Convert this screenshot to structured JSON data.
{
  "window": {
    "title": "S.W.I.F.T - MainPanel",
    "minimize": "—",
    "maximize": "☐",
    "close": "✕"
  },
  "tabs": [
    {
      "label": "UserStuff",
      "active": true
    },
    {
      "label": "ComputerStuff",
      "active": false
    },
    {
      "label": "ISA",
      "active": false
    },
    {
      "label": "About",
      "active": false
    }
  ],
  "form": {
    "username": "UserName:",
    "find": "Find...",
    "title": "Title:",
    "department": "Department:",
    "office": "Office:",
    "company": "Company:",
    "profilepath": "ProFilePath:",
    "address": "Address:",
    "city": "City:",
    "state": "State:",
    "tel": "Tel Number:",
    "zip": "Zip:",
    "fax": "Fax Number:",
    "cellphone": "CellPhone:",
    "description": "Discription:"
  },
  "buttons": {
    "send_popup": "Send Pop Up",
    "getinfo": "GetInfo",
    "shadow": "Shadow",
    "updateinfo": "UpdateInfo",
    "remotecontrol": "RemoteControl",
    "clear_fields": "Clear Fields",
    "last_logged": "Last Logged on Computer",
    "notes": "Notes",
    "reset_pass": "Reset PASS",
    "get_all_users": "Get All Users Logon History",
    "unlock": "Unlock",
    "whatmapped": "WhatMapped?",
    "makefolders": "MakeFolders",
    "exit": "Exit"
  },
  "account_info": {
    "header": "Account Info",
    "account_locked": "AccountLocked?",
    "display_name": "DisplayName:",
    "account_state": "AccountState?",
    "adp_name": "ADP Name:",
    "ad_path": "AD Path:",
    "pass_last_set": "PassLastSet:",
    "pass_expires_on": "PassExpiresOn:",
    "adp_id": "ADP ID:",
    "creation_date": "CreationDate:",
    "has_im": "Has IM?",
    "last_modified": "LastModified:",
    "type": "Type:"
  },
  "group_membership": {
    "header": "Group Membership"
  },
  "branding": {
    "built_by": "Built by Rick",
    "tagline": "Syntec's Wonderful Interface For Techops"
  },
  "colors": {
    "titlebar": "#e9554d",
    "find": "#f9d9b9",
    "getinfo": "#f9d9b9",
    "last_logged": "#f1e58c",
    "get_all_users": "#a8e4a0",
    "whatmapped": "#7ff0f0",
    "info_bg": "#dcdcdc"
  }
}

▶ **Objective**
Copy every line of the entries above in which "label" occurs.

▶ **Expected answer**
      "label": "UserStuff",
      "label": "ComputerStuff",
      "label": "ISA",
      "label": "About",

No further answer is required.